Data supplied start

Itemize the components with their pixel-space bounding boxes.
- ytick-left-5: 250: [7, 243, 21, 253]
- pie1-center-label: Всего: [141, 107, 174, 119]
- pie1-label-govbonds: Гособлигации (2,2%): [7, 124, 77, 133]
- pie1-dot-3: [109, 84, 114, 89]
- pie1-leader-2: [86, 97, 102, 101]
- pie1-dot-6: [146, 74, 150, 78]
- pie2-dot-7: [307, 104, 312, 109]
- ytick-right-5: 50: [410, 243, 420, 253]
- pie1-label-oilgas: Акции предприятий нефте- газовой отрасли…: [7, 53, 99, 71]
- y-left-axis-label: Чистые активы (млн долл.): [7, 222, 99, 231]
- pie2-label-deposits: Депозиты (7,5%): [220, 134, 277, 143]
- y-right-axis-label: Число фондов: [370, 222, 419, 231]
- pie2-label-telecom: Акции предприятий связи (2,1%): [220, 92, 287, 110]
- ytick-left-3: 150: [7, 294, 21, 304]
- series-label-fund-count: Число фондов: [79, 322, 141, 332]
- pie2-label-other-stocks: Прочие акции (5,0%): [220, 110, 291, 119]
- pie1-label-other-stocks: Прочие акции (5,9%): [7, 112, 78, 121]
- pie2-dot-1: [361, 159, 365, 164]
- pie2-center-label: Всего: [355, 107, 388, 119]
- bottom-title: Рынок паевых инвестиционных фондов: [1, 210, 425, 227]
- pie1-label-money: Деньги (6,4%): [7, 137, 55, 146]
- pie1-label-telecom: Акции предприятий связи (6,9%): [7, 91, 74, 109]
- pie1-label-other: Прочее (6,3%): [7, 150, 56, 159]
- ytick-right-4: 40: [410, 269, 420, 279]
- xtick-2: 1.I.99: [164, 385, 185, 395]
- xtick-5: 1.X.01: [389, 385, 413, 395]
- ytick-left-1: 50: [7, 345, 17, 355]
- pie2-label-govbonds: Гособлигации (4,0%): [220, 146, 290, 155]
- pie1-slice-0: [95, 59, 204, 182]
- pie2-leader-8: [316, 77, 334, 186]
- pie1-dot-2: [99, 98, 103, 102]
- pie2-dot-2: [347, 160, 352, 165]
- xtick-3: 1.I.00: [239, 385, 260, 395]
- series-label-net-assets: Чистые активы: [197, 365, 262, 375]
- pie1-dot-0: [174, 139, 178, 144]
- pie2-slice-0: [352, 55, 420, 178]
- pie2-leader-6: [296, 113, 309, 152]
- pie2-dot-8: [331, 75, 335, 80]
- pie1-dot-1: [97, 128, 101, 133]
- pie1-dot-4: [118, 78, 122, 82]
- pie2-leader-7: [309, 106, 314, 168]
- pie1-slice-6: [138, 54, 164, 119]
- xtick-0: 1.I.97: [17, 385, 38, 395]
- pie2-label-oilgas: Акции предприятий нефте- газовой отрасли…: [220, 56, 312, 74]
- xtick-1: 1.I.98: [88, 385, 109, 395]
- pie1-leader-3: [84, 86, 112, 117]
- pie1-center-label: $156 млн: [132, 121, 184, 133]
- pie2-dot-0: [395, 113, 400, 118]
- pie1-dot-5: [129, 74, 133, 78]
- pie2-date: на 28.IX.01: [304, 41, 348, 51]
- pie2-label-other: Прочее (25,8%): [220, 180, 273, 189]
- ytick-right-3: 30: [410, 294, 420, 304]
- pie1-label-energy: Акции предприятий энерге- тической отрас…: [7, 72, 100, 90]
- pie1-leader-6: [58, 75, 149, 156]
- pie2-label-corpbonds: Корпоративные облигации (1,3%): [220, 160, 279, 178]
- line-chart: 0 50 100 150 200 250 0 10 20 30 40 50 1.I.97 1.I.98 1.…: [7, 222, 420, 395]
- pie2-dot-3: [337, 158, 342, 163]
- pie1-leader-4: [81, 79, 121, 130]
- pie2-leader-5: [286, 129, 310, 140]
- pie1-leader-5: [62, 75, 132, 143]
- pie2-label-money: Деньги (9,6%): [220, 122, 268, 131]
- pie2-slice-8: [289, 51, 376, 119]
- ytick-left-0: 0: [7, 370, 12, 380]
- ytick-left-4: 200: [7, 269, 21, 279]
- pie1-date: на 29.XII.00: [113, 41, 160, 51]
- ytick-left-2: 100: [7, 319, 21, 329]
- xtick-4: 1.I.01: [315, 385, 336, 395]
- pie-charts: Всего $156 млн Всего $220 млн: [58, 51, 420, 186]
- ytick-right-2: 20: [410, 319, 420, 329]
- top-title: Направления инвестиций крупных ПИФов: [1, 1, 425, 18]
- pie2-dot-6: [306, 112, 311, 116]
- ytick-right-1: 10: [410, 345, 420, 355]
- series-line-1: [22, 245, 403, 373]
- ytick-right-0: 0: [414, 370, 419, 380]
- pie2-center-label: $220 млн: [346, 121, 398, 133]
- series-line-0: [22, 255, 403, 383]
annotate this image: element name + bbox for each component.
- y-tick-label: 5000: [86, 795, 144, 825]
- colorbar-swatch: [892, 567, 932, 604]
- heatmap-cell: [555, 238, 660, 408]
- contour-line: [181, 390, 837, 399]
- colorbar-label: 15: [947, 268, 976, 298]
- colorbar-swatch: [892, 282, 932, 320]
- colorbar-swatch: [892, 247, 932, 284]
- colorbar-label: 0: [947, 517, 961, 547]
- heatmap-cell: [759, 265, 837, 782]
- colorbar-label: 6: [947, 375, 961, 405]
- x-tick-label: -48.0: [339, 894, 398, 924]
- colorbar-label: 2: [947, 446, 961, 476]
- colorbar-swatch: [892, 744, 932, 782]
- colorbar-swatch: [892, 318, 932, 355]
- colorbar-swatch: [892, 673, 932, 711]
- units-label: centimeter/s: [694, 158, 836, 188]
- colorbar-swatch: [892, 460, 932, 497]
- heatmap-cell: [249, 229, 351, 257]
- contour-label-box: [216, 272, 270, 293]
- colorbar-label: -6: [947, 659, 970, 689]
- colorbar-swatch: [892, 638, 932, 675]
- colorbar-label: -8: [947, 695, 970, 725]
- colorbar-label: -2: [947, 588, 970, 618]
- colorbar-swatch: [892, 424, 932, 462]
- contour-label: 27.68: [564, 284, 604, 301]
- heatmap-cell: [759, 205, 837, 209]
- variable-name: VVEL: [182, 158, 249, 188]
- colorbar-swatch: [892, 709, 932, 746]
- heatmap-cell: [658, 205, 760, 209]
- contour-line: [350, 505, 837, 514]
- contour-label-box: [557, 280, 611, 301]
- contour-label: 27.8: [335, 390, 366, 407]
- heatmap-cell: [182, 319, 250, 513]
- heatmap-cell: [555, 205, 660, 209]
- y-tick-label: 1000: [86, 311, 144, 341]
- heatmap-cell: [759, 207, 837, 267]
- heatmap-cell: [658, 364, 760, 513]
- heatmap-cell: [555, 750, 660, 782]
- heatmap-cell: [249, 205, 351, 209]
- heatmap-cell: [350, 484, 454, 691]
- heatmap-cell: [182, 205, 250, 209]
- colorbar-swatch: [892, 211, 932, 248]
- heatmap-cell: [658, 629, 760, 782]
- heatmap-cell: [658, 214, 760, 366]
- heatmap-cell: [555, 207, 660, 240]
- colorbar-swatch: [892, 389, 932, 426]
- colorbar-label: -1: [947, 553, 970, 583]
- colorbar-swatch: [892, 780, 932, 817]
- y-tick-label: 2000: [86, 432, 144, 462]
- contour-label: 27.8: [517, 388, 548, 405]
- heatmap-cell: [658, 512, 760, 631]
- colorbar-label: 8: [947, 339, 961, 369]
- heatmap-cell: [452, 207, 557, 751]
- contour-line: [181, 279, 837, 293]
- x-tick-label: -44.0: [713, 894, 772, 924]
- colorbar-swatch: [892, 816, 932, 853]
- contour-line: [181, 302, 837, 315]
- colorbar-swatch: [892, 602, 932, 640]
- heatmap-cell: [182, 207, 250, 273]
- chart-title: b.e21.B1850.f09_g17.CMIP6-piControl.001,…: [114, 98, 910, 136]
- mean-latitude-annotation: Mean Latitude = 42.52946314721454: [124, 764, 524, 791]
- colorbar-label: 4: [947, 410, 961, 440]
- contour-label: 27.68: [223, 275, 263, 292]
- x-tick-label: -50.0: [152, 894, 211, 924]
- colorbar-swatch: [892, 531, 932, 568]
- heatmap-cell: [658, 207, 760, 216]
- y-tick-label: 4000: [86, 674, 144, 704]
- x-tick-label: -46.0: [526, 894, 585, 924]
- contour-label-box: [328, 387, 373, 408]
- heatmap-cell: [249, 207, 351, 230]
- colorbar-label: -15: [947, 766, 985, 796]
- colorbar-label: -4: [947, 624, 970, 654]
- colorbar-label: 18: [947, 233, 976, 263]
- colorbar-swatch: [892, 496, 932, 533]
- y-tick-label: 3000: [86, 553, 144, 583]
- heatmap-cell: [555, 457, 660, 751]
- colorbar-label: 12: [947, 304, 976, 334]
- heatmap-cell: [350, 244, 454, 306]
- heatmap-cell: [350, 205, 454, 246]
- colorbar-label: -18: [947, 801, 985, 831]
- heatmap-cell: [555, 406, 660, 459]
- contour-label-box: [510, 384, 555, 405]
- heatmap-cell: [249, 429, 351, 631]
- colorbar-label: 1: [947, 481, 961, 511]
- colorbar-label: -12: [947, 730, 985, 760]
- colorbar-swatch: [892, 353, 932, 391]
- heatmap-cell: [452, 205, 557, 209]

Data supplied end

▶ [Work required]: Copy out the records word for word, from the first line through the line containing "- pie2-leader-7: [309, 106, 314, 168]", including that line.

▶ [Exercise response]:
Itemize the components with their pixel-space bounding boxes.
- ytick-left-5: 250: [7, 243, 21, 253]
- pie1-center-label: Всего: [141, 107, 174, 119]
- pie1-label-govbonds: Гособлигации (2,2%): [7, 124, 77, 133]
- pie1-dot-3: [109, 84, 114, 89]
- pie1-leader-2: [86, 97, 102, 101]
- pie1-dot-6: [146, 74, 150, 78]
- pie2-dot-7: [307, 104, 312, 109]
- ytick-right-5: 50: [410, 243, 420, 253]
- pie1-label-oilgas: Акции предприятий нефте- газовой отрасли…: [7, 53, 99, 71]
- y-left-axis-label: Чистые активы (млн долл.): [7, 222, 99, 231]
- pie2-label-deposits: Депозиты (7,5%): [220, 134, 277, 143]
- y-right-axis-label: Число фондов: [370, 222, 419, 231]
- pie2-label-telecom: Акции предприятий связи (2,1%): [220, 92, 287, 110]
- ytick-left-3: 150: [7, 294, 21, 304]
- series-label-fund-count: Число фондов: [79, 322, 141, 332]
- pie2-label-other-stocks: Прочие акции (5,0%): [220, 110, 291, 119]
- pie1-label-other-stocks: Прочие акции (5,9%): [7, 112, 78, 121]
- pie2-dot-1: [361, 159, 365, 164]
- pie2-center-label: Всего: [355, 107, 388, 119]
- bottom-title: Рынок паевых инвестиционных фондов: [1, 210, 425, 227]
- pie1-label-money: Деньги (6,4%): [7, 137, 55, 146]
- pie1-label-telecom: Акции предприятий связи (6,9%): [7, 91, 74, 109]
- pie1-label-other: Прочее (6,3%): [7, 150, 56, 159]
- ytick-right-4: 40: [410, 269, 420, 279]
- xtick-2: 1.I.99: [164, 385, 185, 395]
- xtick-5: 1.X.01: [389, 385, 413, 395]
- ytick-left-1: 50: [7, 345, 17, 355]
- pie2-label-govbonds: Гособлигации (4,0%): [220, 146, 290, 155]
- pie1-slice-0: [95, 59, 204, 182]
- pie2-leader-8: [316, 77, 334, 186]
- pie1-dot-2: [99, 98, 103, 102]
- pie2-dot-2: [347, 160, 352, 165]
- xtick-3: 1.I.00: [239, 385, 260, 395]
- series-label-net-assets: Чистые активы: [197, 365, 262, 375]
- pie1-dot-0: [174, 139, 178, 144]
- pie2-slice-0: [352, 55, 420, 178]
- pie2-leader-6: [296, 113, 309, 152]
- pie2-dot-8: [331, 75, 335, 80]
- pie1-dot-1: [97, 128, 101, 133]
- pie1-dot-4: [118, 78, 122, 82]
- pie2-leader-7: [309, 106, 314, 168]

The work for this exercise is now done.